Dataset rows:
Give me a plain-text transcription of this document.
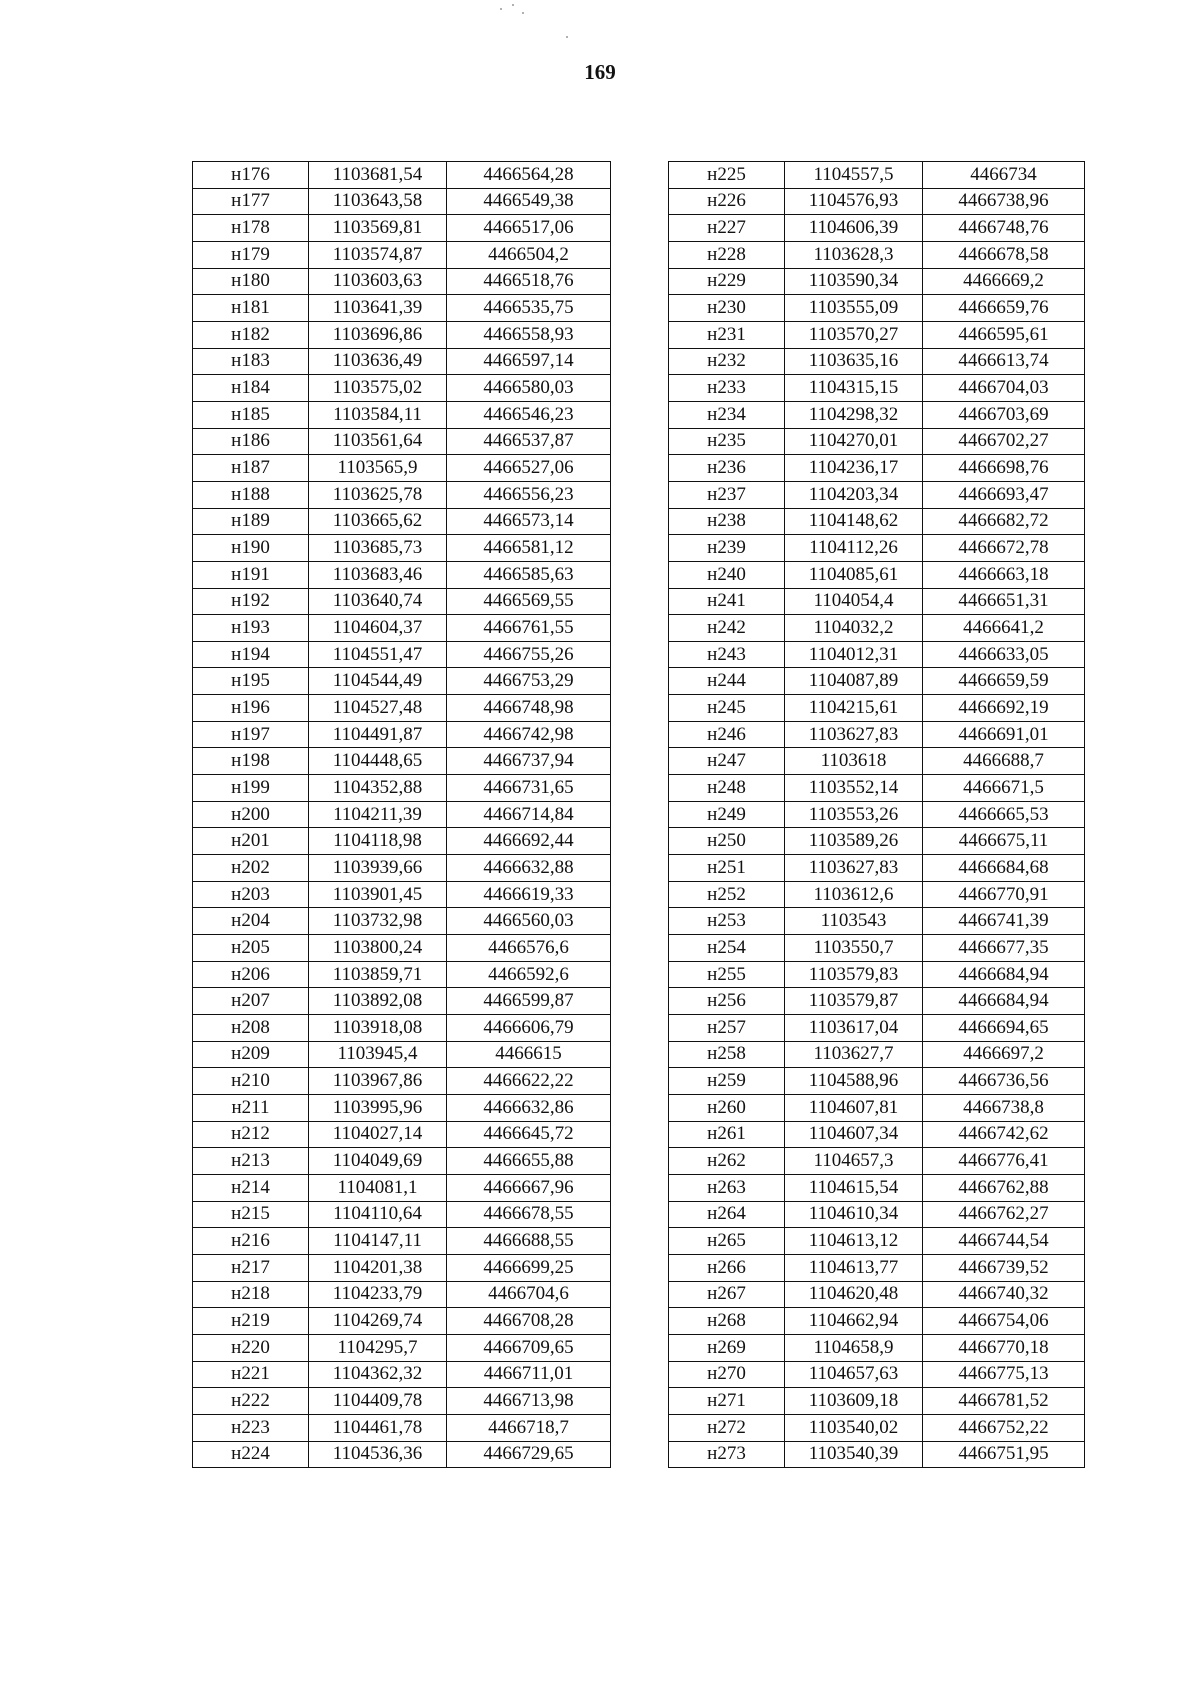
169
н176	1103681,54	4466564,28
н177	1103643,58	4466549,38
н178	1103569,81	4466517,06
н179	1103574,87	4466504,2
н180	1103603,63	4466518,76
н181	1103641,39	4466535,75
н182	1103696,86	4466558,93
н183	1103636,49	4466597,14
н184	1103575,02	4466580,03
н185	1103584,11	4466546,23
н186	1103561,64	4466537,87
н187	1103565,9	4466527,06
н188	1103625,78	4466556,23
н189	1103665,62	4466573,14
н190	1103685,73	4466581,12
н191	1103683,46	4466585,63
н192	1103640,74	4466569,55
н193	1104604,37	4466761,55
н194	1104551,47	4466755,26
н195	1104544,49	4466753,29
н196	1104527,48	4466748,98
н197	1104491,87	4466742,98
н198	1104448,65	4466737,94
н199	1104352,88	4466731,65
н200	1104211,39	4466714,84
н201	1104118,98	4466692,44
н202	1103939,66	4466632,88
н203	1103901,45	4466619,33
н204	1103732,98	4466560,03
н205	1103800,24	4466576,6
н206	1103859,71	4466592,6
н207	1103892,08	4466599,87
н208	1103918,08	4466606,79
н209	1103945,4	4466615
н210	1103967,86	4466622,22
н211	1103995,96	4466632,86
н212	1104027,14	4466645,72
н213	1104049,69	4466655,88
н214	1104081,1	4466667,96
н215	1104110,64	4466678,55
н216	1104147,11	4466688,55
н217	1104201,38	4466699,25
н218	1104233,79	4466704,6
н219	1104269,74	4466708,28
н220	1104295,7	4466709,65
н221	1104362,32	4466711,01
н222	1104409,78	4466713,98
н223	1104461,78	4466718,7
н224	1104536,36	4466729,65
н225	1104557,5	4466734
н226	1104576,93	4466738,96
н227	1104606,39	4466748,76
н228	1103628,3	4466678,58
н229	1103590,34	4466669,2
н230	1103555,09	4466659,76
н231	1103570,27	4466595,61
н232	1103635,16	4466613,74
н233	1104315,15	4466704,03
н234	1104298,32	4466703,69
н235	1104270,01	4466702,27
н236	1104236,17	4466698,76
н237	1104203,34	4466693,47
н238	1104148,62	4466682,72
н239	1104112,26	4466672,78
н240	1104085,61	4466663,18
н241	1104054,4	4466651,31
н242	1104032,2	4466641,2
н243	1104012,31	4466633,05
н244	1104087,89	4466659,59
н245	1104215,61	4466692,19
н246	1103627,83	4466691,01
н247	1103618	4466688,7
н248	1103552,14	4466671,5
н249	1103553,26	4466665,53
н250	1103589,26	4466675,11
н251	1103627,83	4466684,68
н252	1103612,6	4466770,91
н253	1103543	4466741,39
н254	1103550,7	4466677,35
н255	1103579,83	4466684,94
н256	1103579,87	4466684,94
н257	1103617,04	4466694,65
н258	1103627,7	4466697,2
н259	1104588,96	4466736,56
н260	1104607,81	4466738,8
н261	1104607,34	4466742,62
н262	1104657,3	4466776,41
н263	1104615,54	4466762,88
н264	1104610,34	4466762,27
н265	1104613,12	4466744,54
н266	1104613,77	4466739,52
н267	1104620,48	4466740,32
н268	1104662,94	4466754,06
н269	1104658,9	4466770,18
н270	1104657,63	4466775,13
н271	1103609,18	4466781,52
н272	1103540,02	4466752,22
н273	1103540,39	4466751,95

*Exercise prompt*.
Restate each line of the records exactly; pictures do not belong in the copy.

*Response to this task*.
Give me a plain-text transcription of this document.
169
н176	1103681,54	4466564,28
н177	1103643,58	4466549,38
н178	1103569,81	4466517,06
н179	1103574,87	4466504,2
н180	1103603,63	4466518,76
н181	1103641,39	4466535,75
н182	1103696,86	4466558,93
н183	1103636,49	4466597,14
н184	1103575,02	4466580,03
н185	1103584,11	4466546,23
н186	1103561,64	4466537,87
н187	1103565,9	4466527,06
н188	1103625,78	4466556,23
н189	1103665,62	4466573,14
н190	1103685,73	4466581,12
н191	1103683,46	4466585,63
н192	1103640,74	4466569,55
н193	1104604,37	4466761,55
н194	1104551,47	4466755,26
н195	1104544,49	4466753,29
н196	1104527,48	4466748,98
н197	1104491,87	4466742,98
н198	1104448,65	4466737,94
н199	1104352,88	4466731,65
н200	1104211,39	4466714,84
н201	1104118,98	4466692,44
н202	1103939,66	4466632,88
н203	1103901,45	4466619,33
н204	1103732,98	4466560,03
н205	1103800,24	4466576,6
н206	1103859,71	4466592,6
н207	1103892,08	4466599,87
н208	1103918,08	4466606,79
н209	1103945,4	4466615
н210	1103967,86	4466622,22
н211	1103995,96	4466632,86
н212	1104027,14	4466645,72
н213	1104049,69	4466655,88
н214	1104081,1	4466667,96
н215	1104110,64	4466678,55
н216	1104147,11	4466688,55
н217	1104201,38	4466699,25
н218	1104233,79	4466704,6
н219	1104269,74	4466708,28
н220	1104295,7	4466709,65
н221	1104362,32	4466711,01
н222	1104409,78	4466713,98
н223	1104461,78	4466718,7
н224	1104536,36	4466729,65
н225	1104557,5	4466734
н226	1104576,93	4466738,96
н227	1104606,39	4466748,76
н228	1103628,3	4466678,58
н229	1103590,34	4466669,2
н230	1103555,09	4466659,76
н231	1103570,27	4466595,61
н232	1103635,16	4466613,74
н233	1104315,15	4466704,03
н234	1104298,32	4466703,69
н235	1104270,01	4466702,27
н236	1104236,17	4466698,76
н237	1104203,34	4466693,47
н238	1104148,62	4466682,72
н239	1104112,26	4466672,78
н240	1104085,61	4466663,18
н241	1104054,4	4466651,31
н242	1104032,2	4466641,2
н243	1104012,31	4466633,05
н244	1104087,89	4466659,59
н245	1104215,61	4466692,19
н246	1103627,83	4466691,01
н247	1103618	4466688,7
н248	1103552,14	4466671,5
н249	1103553,26	4466665,53
н250	1103589,26	4466675,11
н251	1103627,83	4466684,68
н252	1103612,6	4466770,91
н253	1103543	4466741,39
н254	1103550,7	4466677,35
н255	1103579,83	4466684,94
н256	1103579,87	4466684,94
н257	1103617,04	4466694,65
н258	1103627,7	4466697,2
н259	1104588,96	4466736,56
н260	1104607,81	4466738,8
н261	1104607,34	4466742,62
н262	1104657,3	4466776,41
н263	1104615,54	4466762,88
н264	1104610,34	4466762,27
н265	1104613,12	4466744,54
н266	1104613,77	4466739,52
н267	1104620,48	4466740,32
н268	1104662,94	4466754,06
н269	1104658,9	4466770,18
н270	1104657,63	4466775,13
н271	1103609,18	4466781,52
н272	1103540,02	4466752,22
н273	1103540,39	4466751,95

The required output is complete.